[Dataset records on visual material]
[Start]

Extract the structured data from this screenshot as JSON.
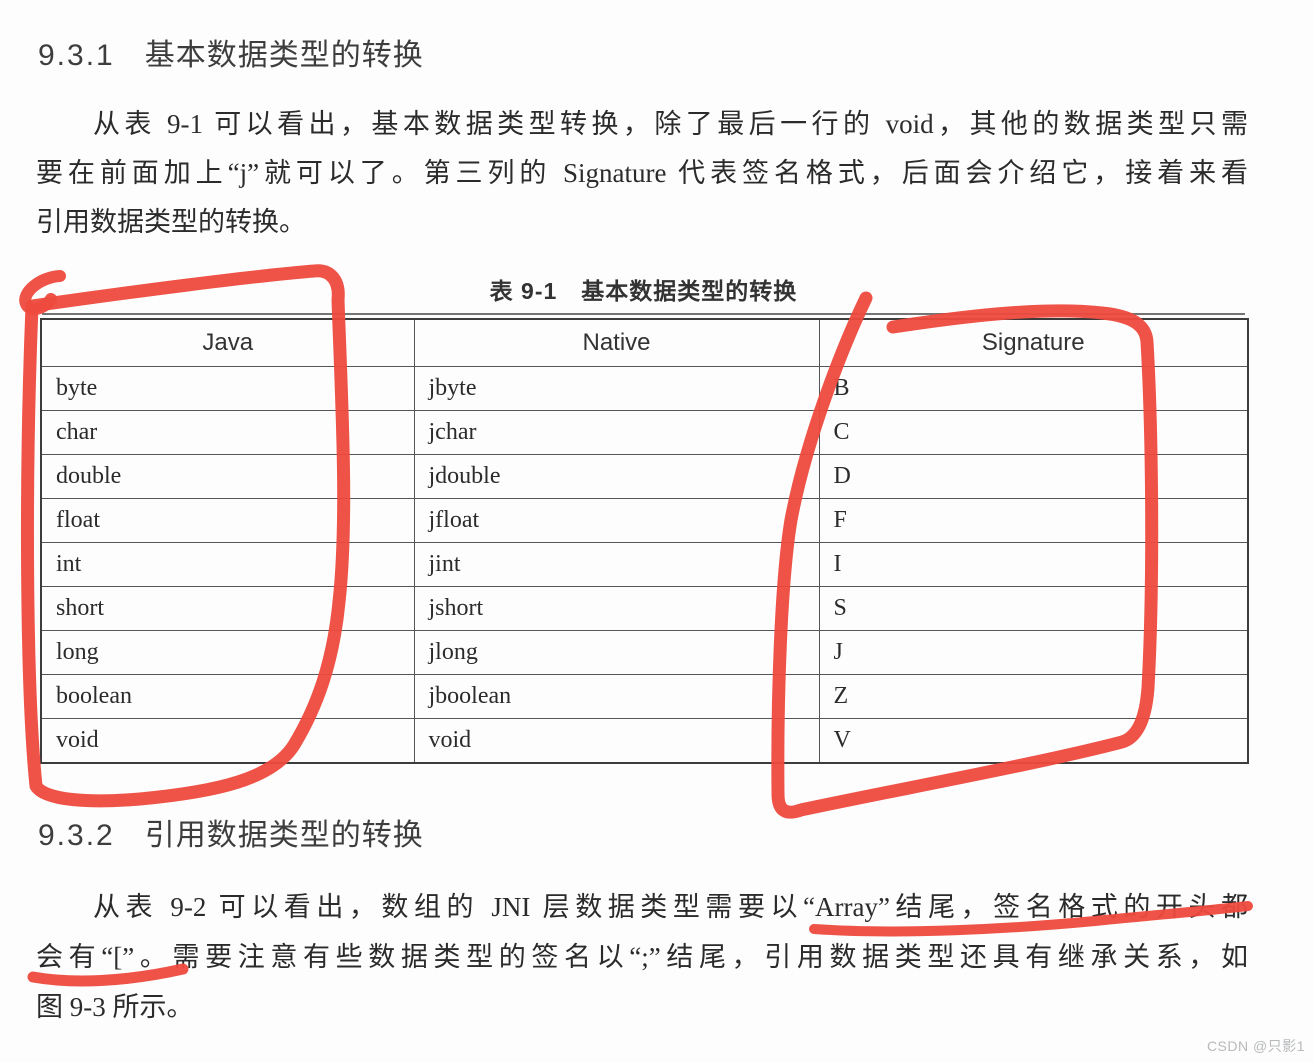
{
  "section1": {
    "number": "9.3.1",
    "title": "基本数据类型的转换"
  },
  "para1": {
    "lines": [
      "从表 9-1 可以看出，基本数据类型转换，除了最后一行的 void，其他的数据类型只需",
      "要在前面加上“j”就可以了。第三列的 Signature 代表签名格式，后面会介绍它，接着来看",
      "引用数据类型的转换。"
    ]
  },
  "table": {
    "caption": "表 9-1　基本数据类型的转换",
    "headers": [
      "Java",
      "Native",
      "Signature"
    ],
    "rows": [
      [
        "byte",
        "jbyte",
        "B"
      ],
      [
        "char",
        "jchar",
        "C"
      ],
      [
        "double",
        "jdouble",
        "D"
      ],
      [
        "float",
        "jfloat",
        "F"
      ],
      [
        "int",
        "jint",
        "I"
      ],
      [
        "short",
        "jshort",
        "S"
      ],
      [
        "long",
        "jlong",
        "J"
      ],
      [
        "boolean",
        "jboolean",
        "Z"
      ],
      [
        "void",
        "void",
        "V"
      ]
    ]
  },
  "section2": {
    "number": "9.3.2",
    "title": "引用数据类型的转换"
  },
  "para2": {
    "lines": [
      "从表 9-2 可以看出，数组的 JNI 层数据类型需要以“Array”结尾，签名格式的开头都",
      "会有“[”。需要注意有些数据类型的签名以“;”结尾，引用数据类型还具有继承关系，如",
      "图 9-3 所示。"
    ]
  },
  "annotations": {
    "red": "#ee4a3e"
  },
  "watermark": "CSDN @只影1"
}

[End]

-- PROBLEM REQUIREMENTS --
Transcribe every line in the entries above, taking out only the images.

-- OUTPUT OF THE EXERCISE --
Extract the structured data from this screenshot as JSON.
{
  "section1": {
    "number": "9.3.1",
    "title": "基本数据类型的转换"
  },
  "para1": {
    "lines": [
      "从表 9-1 可以看出，基本数据类型转换，除了最后一行的 void，其他的数据类型只需",
      "要在前面加上“j”就可以了。第三列的 Signature 代表签名格式，后面会介绍它，接着来看",
      "引用数据类型的转换。"
    ]
  },
  "table": {
    "caption": "表 9-1　基本数据类型的转换",
    "headers": [
      "Java",
      "Native",
      "Signature"
    ],
    "rows": [
      [
        "byte",
        "jbyte",
        "B"
      ],
      [
        "char",
        "jchar",
        "C"
      ],
      [
        "double",
        "jdouble",
        "D"
      ],
      [
        "float",
        "jfloat",
        "F"
      ],
      [
        "int",
        "jint",
        "I"
      ],
      [
        "short",
        "jshort",
        "S"
      ],
      [
        "long",
        "jlong",
        "J"
      ],
      [
        "boolean",
        "jboolean",
        "Z"
      ],
      [
        "void",
        "void",
        "V"
      ]
    ]
  },
  "section2": {
    "number": "9.3.2",
    "title": "引用数据类型的转换"
  },
  "para2": {
    "lines": [
      "从表 9-2 可以看出，数组的 JNI 层数据类型需要以“Array”结尾，签名格式的开头都",
      "会有“[”。需要注意有些数据类型的签名以“;”结尾，引用数据类型还具有继承关系，如",
      "图 9-3 所示。"
    ]
  },
  "annotations": {
    "red": "#ee4a3e"
  },
  "watermark": "CSDN @只影1"
}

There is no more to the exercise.